* _ROWS_:
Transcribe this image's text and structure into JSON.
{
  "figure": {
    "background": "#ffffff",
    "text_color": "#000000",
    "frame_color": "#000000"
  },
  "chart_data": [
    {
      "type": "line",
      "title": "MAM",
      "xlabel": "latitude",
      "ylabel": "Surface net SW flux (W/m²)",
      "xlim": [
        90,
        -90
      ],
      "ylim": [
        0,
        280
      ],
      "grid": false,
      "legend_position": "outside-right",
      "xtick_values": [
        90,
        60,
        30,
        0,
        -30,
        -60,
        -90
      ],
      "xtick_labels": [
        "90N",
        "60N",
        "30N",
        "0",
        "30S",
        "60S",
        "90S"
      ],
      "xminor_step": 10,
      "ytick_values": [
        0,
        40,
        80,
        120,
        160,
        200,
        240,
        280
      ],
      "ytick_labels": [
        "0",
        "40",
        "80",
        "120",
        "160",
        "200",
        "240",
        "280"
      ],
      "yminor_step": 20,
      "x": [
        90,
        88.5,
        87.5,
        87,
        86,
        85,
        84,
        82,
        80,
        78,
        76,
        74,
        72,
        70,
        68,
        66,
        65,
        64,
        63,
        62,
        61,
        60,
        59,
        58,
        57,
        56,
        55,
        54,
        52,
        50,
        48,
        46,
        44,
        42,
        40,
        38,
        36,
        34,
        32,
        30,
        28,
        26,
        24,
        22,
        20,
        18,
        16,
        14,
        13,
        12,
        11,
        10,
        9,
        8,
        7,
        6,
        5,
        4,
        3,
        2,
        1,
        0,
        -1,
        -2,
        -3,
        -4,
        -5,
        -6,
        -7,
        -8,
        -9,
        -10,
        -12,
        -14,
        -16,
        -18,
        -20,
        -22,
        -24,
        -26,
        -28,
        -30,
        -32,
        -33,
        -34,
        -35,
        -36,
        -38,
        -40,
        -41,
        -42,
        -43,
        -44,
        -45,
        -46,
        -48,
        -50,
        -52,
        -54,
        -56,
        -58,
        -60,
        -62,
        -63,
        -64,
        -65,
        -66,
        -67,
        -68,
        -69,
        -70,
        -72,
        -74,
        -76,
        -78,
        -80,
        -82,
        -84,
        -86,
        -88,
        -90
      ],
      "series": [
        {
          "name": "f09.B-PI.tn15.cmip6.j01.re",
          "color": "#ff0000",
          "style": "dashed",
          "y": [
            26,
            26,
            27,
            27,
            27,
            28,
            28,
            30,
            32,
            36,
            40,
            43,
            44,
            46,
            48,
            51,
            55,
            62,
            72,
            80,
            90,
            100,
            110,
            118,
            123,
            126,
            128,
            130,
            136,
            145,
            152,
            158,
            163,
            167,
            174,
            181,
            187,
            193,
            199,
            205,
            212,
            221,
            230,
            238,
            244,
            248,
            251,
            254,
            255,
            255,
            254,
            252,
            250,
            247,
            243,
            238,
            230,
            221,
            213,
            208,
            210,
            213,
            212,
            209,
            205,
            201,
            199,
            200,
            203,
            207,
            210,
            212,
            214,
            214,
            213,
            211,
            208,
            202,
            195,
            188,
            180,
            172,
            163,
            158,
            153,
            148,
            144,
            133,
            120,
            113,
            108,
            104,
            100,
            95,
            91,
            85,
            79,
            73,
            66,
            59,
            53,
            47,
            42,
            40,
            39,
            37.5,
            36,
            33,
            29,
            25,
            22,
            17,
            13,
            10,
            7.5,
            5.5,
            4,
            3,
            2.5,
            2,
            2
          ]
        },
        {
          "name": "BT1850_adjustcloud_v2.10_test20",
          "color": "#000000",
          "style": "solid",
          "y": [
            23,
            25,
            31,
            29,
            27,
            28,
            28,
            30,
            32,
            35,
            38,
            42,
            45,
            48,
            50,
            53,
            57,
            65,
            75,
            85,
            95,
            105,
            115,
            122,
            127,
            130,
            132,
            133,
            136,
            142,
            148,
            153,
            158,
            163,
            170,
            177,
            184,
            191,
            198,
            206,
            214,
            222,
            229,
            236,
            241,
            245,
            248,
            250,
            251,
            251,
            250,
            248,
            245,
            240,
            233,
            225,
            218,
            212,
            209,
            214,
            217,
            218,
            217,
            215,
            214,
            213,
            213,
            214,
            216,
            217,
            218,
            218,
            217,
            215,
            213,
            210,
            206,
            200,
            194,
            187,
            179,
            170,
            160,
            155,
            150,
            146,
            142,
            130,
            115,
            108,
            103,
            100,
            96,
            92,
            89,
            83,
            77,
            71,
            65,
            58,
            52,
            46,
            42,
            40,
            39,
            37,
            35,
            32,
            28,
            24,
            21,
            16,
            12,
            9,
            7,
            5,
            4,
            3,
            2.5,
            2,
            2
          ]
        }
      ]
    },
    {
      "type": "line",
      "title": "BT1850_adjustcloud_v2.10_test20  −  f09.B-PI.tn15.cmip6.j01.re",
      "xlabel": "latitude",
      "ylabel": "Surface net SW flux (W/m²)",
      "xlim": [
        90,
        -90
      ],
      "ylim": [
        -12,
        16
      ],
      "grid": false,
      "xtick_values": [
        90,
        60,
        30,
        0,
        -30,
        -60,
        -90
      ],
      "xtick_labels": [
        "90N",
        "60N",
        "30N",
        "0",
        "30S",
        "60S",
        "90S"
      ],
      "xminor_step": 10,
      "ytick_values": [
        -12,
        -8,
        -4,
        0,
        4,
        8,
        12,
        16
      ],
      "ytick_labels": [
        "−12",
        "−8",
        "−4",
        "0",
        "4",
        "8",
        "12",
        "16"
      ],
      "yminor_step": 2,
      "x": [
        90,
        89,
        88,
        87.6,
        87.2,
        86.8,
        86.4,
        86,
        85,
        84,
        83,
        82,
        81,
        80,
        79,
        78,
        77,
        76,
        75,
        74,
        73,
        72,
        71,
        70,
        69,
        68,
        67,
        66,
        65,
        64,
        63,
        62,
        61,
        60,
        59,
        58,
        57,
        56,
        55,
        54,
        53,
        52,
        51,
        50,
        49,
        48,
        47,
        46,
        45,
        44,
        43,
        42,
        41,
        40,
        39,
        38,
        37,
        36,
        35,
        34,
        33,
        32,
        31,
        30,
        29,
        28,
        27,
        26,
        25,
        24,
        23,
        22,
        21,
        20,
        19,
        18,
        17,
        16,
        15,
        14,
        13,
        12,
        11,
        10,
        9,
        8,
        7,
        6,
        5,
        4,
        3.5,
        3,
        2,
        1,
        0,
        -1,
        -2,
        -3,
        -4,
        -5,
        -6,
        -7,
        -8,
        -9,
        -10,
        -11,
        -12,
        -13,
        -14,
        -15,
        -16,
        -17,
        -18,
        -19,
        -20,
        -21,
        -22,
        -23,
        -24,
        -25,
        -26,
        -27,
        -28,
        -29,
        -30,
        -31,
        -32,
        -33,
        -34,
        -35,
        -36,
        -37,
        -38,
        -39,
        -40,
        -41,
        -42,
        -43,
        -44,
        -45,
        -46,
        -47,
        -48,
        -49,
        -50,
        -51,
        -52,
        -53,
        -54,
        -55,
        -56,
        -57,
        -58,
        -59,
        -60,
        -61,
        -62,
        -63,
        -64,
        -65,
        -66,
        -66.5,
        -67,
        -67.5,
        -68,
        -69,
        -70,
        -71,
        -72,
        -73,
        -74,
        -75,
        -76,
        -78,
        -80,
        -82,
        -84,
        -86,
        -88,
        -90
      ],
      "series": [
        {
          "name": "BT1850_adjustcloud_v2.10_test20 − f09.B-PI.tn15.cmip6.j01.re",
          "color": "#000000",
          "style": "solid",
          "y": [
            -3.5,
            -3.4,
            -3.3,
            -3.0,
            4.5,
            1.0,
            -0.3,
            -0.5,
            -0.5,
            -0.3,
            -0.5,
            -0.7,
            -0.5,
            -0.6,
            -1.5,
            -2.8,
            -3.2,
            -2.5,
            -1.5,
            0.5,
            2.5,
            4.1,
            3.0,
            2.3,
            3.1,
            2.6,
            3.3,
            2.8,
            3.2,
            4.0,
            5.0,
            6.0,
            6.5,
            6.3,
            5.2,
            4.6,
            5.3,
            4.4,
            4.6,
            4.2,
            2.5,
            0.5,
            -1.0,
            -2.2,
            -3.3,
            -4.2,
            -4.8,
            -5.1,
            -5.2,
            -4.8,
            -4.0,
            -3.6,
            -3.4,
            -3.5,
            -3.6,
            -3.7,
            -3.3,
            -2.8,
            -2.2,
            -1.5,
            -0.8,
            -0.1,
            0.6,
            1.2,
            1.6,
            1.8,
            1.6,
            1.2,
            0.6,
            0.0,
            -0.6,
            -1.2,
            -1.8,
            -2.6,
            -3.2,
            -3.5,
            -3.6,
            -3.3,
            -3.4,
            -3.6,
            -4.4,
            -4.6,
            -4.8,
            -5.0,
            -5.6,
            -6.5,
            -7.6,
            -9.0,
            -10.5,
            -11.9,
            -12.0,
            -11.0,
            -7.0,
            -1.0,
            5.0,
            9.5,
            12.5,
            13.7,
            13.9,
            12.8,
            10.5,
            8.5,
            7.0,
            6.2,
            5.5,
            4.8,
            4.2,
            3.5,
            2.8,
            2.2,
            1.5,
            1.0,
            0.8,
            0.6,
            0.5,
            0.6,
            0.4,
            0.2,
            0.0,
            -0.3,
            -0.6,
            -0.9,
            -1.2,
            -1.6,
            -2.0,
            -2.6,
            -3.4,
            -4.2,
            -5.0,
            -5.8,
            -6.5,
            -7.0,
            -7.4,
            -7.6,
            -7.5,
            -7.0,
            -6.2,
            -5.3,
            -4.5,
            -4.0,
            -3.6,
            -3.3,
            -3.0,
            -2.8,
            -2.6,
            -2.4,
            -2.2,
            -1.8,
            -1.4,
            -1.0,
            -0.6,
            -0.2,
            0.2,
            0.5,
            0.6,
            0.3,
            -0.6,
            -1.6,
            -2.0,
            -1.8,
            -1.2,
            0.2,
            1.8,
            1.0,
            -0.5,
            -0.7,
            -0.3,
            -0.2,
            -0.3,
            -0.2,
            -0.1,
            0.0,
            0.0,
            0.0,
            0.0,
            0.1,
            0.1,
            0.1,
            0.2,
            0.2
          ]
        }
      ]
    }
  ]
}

* _PROBLEM TO SOLVE_:
How many lines of the entries above hold the string "title"? Reply with the number alone.

* _SOLUTION_:
2